Figure contents as structured data:
..........

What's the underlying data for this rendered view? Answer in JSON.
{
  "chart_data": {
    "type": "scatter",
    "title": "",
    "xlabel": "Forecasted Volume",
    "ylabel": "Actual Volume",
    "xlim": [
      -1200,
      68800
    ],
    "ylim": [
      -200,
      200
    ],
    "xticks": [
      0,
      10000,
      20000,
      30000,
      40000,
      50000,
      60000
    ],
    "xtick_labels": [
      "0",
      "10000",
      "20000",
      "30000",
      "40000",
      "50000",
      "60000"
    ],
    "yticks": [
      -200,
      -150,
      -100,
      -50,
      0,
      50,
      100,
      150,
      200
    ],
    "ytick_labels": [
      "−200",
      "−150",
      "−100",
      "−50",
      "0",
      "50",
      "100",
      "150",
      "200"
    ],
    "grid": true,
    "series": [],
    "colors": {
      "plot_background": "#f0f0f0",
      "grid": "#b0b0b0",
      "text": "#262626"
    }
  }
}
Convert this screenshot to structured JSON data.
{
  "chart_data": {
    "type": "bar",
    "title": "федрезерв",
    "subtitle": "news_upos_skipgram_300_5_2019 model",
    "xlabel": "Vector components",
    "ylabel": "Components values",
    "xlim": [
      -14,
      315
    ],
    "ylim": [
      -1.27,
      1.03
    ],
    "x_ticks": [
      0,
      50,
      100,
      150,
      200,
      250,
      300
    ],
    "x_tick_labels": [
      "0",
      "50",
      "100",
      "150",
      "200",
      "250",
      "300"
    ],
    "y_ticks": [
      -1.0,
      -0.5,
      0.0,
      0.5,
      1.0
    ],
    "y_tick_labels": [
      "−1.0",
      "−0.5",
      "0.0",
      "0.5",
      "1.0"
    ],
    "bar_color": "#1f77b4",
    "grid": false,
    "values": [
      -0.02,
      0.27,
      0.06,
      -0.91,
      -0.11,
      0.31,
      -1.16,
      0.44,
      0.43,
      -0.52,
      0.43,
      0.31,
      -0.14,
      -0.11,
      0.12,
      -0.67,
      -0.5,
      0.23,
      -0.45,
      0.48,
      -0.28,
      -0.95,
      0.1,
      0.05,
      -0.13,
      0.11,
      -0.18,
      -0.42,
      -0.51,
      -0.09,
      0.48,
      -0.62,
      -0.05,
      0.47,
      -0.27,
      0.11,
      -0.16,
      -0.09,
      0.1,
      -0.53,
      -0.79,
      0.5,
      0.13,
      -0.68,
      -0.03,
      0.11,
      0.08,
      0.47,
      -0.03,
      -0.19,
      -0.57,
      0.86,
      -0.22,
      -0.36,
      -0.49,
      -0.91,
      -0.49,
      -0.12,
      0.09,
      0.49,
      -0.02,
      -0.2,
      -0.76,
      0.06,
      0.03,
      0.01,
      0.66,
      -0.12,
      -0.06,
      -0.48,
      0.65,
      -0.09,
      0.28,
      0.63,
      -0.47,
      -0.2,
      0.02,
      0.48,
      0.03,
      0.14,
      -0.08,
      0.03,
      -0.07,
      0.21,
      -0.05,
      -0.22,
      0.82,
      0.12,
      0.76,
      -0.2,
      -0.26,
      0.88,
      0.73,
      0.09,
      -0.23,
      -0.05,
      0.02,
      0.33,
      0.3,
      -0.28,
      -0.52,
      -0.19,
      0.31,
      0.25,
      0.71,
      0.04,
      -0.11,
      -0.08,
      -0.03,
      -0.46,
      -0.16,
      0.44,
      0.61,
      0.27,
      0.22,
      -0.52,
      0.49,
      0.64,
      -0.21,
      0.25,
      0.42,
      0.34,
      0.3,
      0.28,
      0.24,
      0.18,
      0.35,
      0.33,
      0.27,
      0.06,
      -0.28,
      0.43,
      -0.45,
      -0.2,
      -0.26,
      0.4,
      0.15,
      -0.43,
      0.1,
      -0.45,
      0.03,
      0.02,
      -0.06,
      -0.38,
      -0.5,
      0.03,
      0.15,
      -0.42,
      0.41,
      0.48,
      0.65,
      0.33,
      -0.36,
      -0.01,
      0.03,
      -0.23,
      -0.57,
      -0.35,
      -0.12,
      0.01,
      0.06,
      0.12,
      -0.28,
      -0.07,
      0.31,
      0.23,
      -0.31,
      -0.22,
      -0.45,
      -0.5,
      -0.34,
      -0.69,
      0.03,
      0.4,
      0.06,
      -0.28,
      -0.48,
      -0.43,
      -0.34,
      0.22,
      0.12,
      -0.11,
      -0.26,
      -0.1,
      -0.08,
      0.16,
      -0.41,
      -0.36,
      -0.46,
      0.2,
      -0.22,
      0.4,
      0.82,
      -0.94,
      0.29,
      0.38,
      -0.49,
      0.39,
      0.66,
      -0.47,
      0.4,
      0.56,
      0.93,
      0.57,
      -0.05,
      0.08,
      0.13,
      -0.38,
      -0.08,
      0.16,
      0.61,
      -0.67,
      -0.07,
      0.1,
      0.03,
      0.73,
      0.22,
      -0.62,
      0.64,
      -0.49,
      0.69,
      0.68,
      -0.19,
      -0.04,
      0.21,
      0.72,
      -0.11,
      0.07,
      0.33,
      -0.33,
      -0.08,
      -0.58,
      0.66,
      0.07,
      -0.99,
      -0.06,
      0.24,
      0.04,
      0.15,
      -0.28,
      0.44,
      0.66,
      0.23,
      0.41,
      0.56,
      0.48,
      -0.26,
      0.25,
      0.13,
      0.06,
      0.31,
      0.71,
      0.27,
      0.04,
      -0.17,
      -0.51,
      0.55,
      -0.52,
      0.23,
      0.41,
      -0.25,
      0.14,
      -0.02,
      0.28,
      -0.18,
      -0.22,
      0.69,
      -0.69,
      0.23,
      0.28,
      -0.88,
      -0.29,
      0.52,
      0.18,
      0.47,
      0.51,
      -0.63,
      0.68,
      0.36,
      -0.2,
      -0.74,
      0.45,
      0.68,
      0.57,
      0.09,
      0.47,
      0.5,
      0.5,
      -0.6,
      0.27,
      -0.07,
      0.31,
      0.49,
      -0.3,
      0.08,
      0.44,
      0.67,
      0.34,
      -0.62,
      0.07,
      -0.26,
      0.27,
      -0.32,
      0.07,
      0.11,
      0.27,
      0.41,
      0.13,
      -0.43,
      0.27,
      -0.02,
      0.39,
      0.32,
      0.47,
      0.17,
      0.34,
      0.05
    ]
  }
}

..........

SET PROBLEM:
Report every line in the data above in which the word "Volume" appears.

EXERCISE SOLUTION:
    "xlabel": "Forecasted Volume",
    "ylabel": "Actual Volume",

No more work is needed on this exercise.